◆ Work required: Copy out the entries exactly, from the first line to the last.

◆ Stored items:
◆ ◆ ◆

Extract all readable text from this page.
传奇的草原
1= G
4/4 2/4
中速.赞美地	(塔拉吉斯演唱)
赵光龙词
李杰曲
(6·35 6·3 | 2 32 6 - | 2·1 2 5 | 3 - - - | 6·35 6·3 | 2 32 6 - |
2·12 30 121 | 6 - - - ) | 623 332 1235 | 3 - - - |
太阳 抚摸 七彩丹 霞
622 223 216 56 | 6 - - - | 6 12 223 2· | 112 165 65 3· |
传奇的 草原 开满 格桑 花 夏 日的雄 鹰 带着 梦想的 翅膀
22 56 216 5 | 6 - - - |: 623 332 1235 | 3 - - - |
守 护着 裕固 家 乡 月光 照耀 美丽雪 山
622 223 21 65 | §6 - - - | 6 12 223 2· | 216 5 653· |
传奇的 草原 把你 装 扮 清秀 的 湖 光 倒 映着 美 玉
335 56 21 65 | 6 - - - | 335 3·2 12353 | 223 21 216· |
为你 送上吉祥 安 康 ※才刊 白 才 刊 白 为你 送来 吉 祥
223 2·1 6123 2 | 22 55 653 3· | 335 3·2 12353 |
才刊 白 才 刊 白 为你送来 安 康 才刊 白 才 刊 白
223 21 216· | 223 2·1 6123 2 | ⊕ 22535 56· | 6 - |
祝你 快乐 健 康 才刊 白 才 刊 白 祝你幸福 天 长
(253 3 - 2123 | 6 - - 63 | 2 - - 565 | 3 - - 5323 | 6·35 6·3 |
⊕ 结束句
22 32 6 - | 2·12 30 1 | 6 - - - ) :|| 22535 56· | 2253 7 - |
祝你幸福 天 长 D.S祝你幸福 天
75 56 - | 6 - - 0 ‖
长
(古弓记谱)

◆ ◆ ◆

◆ Exercise response:
Extract all readable text from this page.
传奇的草原
1= G
4/4 2/4
中速.赞美地	(塔拉吉斯演唱)
赵光龙词
李杰曲
(6·35 6·3 | 2 32 6 - | 2·1 2 5 | 3 - - - | 6·35 6·3 | 2 32 6 - |
2·12 30 121 | 6 - - - ) | 623 332 1235 | 3 - - - |
太阳 抚摸 七彩丹 霞
622 223 216 56 | 6 - - - | 6 12 223 2· | 112 165 65 3· |
传奇的 草原 开满 格桑 花 夏 日的雄 鹰 带着 梦想的 翅膀
22 56 216 5 | 6 - - - |: 623 332 1235 | 3 - - - |
守 护着 裕固 家 乡 月光 照耀 美丽雪 山
622 223 21 65 | §6 - - - | 6 12 223 2· | 216 5 653· |
传奇的 草原 把你 装 扮 清秀 的 湖 光 倒 映着 美 玉
335 56 21 65 | 6 - - - | 335 3·2 12353 | 223 21 216· |
为你 送上吉祥 安 康 ※才刊 白 才 刊 白 为你 送来 吉 祥
223 2·1 6123 2 | 22 55 653 3· | 335 3·2 12353 |
才刊 白 才 刊 白 为你送来 安 康 才刊 白 才 刊 白
223 21 216· | 223 2·1 6123 2 | ⊕ 22535 56· | 6 - |
祝你 快乐 健 康 才刊 白 才 刊 白 祝你幸福 天 长
(253 3 - 2123 | 6 - - 63 | 2 - - 565 | 3 - - 5323 | 6·35 6·3 |
⊕ 结束句
22 32 6 - | 2·12 30 1 | 6 - - - ) :|| 22535 56· | 2253 7 - |
祝你幸福 天 长 D.S祝你幸福 天
75 56 - | 6 - - 0 ‖
长
(古弓记谱)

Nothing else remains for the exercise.